### EXTRACT
Sunday, May 18, 2008

Hyponatremia in TBI

1. What is SIADH? What are common causes of SIADH?
2. What are the symptoms of SIADH?
3. What is the treatment for mild, severe, and chronic SIADH?
4. What is the most common cause of hyponatremia in TBI?
5. What is the volume status of patients with SIADH? Cerebral salt wasting (CSW)?
6. What is the pathophysiology behind CSW? What are the symptoms?
7. How is CSW treated?

Answers:
1. Excessive ADH secretion from the neurohypophysis. Causes include head trauma, brain thrombotic or hemorrhagic events, CNS infections, lung disease, malignancy, and medications.
2. Mild SIADH may have no symptoms or anorexia, nausea/vomiting. Severe SIADH results in increased body weight, restlessness, irritability, confusion, coma, or convulsions. Peripheral edema is rare.

(Dataset entries)
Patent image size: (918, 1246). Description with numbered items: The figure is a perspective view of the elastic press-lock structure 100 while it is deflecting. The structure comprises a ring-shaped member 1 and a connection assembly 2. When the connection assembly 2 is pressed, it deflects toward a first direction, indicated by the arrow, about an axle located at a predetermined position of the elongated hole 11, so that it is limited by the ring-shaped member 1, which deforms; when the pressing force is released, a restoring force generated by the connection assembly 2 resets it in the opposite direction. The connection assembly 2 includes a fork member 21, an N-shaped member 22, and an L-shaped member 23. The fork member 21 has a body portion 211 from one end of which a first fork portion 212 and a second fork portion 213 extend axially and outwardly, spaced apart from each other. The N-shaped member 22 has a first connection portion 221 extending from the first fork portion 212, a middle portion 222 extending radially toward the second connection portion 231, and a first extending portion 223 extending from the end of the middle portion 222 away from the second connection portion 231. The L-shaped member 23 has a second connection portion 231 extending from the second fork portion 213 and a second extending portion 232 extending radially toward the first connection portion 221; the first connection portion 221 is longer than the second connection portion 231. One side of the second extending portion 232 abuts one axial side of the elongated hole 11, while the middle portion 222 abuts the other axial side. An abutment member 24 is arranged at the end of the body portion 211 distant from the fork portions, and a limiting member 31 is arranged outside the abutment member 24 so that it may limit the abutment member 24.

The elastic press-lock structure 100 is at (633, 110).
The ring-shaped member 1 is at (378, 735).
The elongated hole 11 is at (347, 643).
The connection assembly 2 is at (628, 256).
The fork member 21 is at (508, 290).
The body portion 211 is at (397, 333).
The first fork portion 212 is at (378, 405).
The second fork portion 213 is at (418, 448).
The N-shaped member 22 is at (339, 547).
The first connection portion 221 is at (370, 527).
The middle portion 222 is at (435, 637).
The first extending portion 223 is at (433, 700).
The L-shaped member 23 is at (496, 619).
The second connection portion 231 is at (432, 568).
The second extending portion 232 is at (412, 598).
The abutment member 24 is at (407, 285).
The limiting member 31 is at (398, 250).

### ACTIVITY 1
According to the notes on hyponatremia in TBI, which sign is rare in severe SIADH?
### ACTIVITY 2
Please go on with the notes on hyponatremia in TBI, starting after the answer to question 2.

### EXPECTED ANSWER 1
Peripheral edema.

### EXPECTED ANSWER 2
3. Fluid restriction (1L/day), monitor weight and Na levels. Hypertonic saline should only be used with severe symptoms and Na should not be increased by more than 10mEq/L in 24 hours. Chronic SIADH can be treated with demeclocycline, which inhibits ADH in the kidney.
4. Cerebral salt wasting.
5. SIADH is isovolemic. CSW is hypovolemic.
6. CSW occurs because of direct neural effect on renal tubular function, which causes Na to be lost in the urine. This results in hypovolemia, which triggers ADH secretion (which is appropriate in this case). Symptoms resemble that of dehydration.
7. Treat with fluid replacement and Na correction.

1 comment:

Curtis and Audrey said...

4.What is the most common cause of hyponatremia in TBI?

Most sources state: SIADH(possible ~33% of TBI) > Cerebral salt wasting.